**PROBLEM:**
Please print the full listing exactly.
-- -- --
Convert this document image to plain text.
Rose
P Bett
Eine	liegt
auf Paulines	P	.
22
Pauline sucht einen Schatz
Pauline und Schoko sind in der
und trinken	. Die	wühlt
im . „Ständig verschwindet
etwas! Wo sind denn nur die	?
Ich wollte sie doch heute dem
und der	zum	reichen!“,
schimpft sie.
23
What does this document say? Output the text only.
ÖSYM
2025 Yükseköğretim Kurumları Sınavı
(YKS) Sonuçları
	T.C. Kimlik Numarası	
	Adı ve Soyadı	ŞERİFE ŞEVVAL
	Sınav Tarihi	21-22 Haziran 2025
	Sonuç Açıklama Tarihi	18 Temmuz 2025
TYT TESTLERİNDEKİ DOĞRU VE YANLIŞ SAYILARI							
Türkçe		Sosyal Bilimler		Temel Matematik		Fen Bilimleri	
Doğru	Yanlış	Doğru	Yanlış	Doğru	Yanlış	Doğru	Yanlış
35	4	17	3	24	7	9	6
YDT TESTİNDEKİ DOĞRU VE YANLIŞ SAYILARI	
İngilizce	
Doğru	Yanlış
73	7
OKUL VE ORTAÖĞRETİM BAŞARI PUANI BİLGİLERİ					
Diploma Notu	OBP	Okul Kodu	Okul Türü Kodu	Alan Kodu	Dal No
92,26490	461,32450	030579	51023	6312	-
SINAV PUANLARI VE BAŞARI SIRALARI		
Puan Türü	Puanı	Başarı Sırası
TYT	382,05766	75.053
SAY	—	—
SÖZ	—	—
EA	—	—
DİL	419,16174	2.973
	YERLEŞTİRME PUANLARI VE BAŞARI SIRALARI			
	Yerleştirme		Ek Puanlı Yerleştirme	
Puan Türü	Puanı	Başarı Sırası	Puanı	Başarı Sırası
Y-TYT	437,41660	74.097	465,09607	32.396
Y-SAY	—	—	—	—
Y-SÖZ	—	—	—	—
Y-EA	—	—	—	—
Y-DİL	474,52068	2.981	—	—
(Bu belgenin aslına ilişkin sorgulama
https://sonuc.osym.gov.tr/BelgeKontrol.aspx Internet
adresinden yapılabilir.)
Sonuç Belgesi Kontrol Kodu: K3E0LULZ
-- -- --
**RESULT:**
Convert this document image to plain text.
Rose
P Bett
Eine	liegt
auf Paulines	P	.
22
Pauline sucht einen Schatz
Pauline und Schoko sind in der
und trinken	. Die	wühlt
im . „Ständig verschwindet
etwas! Wo sind denn nur die	?
Ich wollte sie doch heute dem
und der	zum	reichen!“,
schimpft sie.
23
What does this document say? Output the text only.
ÖSYM
2025 Yükseköğretim Kurumları Sınavı
(YKS) Sonuçları
	T.C. Kimlik Numarası	
	Adı ve Soyadı	ŞERİFE ŞEVVAL
	Sınav Tarihi	21-22 Haziran 2025
	Sonuç Açıklama Tarihi	18 Temmuz 2025
TYT TESTLERİNDEKİ DOĞRU VE YANLIŞ SAYILARI							
Türkçe		Sosyal Bilimler		Temel Matematik		Fen Bilimleri	
Doğru	Yanlış	Doğru	Yanlış	Doğru	Yanlış	Doğru	Yanlış
35	4	17	3	24	7	9	6
YDT TESTİNDEKİ DOĞRU VE YANLIŞ SAYILARI	
İngilizce	
Doğru	Yanlış
73	7
OKUL VE ORTAÖĞRETİM BAŞARI PUANI BİLGİLERİ					
Diploma Notu	OBP	Okul Kodu	Okul Türü Kodu	Alan Kodu	Dal No
92,26490	461,32450	030579	51023	6312	-
SINAV PUANLARI VE BAŞARI SIRALARI		
Puan Türü	Puanı	Başarı Sırası
TYT	382,05766	75.053
SAY	—	—
SÖZ	—	—
EA	—	—
DİL	419,16174	2.973
	YERLEŞTİRME PUANLARI VE BAŞARI SIRALARI			
	Yerleştirme		Ek Puanlı Yerleştirme	
Puan Türü	Puanı	Başarı Sırası	Puanı	Başarı Sırası
Y-TYT	437,41660	74.097	465,09607	32.396
Y-SAY	—	—	—	—
Y-SÖZ	—	—	—	—
Y-EA	—	—	—	—
Y-DİL	474,52068	2.981	—	—
(Bu belgenin aslına ilişkin sorgulama
https://sonuc.osym.gov.tr/BelgeKontrol.aspx Internet
adresinden yapılabilir.)
Sonuç Belgesi Kontrol Kodu: K3E0LULZ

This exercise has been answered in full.